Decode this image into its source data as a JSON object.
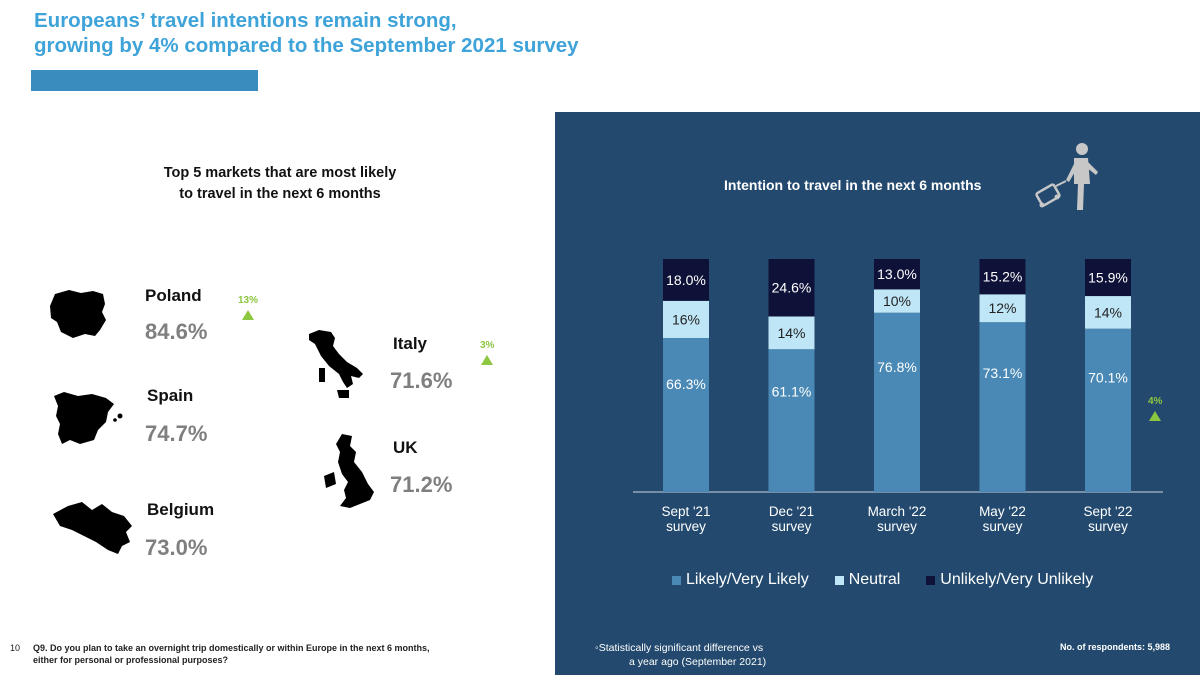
{
  "page": {
    "title_line1": "Europeans’ travel intentions remain strong,",
    "title_line2": "growing by 4% compared to the September 2021 survey",
    "page_number": "10"
  },
  "markets": {
    "heading_line1": "Top 5 markets that are most likely",
    "heading_line2": "to travel in the next 6 months",
    "items": [
      {
        "name": "Poland",
        "value": "84.6%",
        "change": "13%",
        "trend": "up"
      },
      {
        "name": "Spain",
        "value": "74.7%",
        "change": "",
        "trend": ""
      },
      {
        "name": "Belgium",
        "value": "73.0%",
        "change": "",
        "trend": ""
      },
      {
        "name": "Italy",
        "value": "71.6%",
        "change": "3%",
        "trend": "up"
      },
      {
        "name": "UK",
        "value": "71.2%",
        "change": "",
        "trend": ""
      }
    ],
    "shape_icons": [
      "poland-map-icon",
      "spain-map-icon",
      "belgium-map-icon",
      "italy-map-icon",
      "uk-map-icon"
    ]
  },
  "footnote": "Q9. Do you plan to take an overnight trip domestically or within Europe in the next 6 months, either for personal or professional purposes?",
  "chart_data": {
    "type": "bar",
    "stacked": true,
    "title": "Intention to travel in the next 6 months",
    "categories": [
      [
        "Sept '21",
        "survey"
      ],
      [
        "Dec '21",
        "survey"
      ],
      [
        "March '22",
        "survey"
      ],
      [
        "May '22",
        "survey"
      ],
      [
        "Sept  '22",
        "survey"
      ]
    ],
    "series": [
      {
        "name": "Likely/Very Likely",
        "values": [
          66.3,
          61.1,
          76.8,
          73.1,
          70.1
        ],
        "labels": [
          "66.3%",
          "61.1%",
          "76.8%",
          "73.1%",
          "70.1%"
        ],
        "color": "#4a89b5"
      },
      {
        "name": "Neutral",
        "values": [
          16,
          14,
          10,
          12,
          14
        ],
        "labels": [
          "16%",
          "14%",
          "10%",
          "12%",
          "14%"
        ],
        "color": "#bfe6f7"
      },
      {
        "name": "Unlikely/Very Unlikely",
        "values": [
          18.0,
          24.6,
          13.0,
          15.2,
          15.9
        ],
        "labels": [
          "18.0%",
          "24.6%",
          "13.0%",
          "15.2%",
          "15.9%"
        ],
        "color": "#0f1238"
      }
    ],
    "change_label": "4%",
    "change_trend": "up"
  },
  "panel": {
    "icon": "traveler-with-suitcase-icon",
    "sig_note_line1": "◦Statistically significant difference vs",
    "sig_note_line2": "a year ago (September 2021)",
    "respondents": "No. of respondents: 5,988"
  },
  "colors": {
    "title": "#3ea3d8",
    "panel_bg": "#234a6e",
    "accent_green": "#8dc63f",
    "value_grey": "#7f7f7f"
  }
}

# What you should do:
Show every line in the records above that contains the word "next".

# Answer to this exercise:
    "heading_line2": "to travel in the next 6 months",
  "footnote": "Q9. Do you plan to take an overnight trip domestically or within Europe in the next 6 months, either for personal or professional purposes?",
    "title": "Intention to travel in the next 6 months",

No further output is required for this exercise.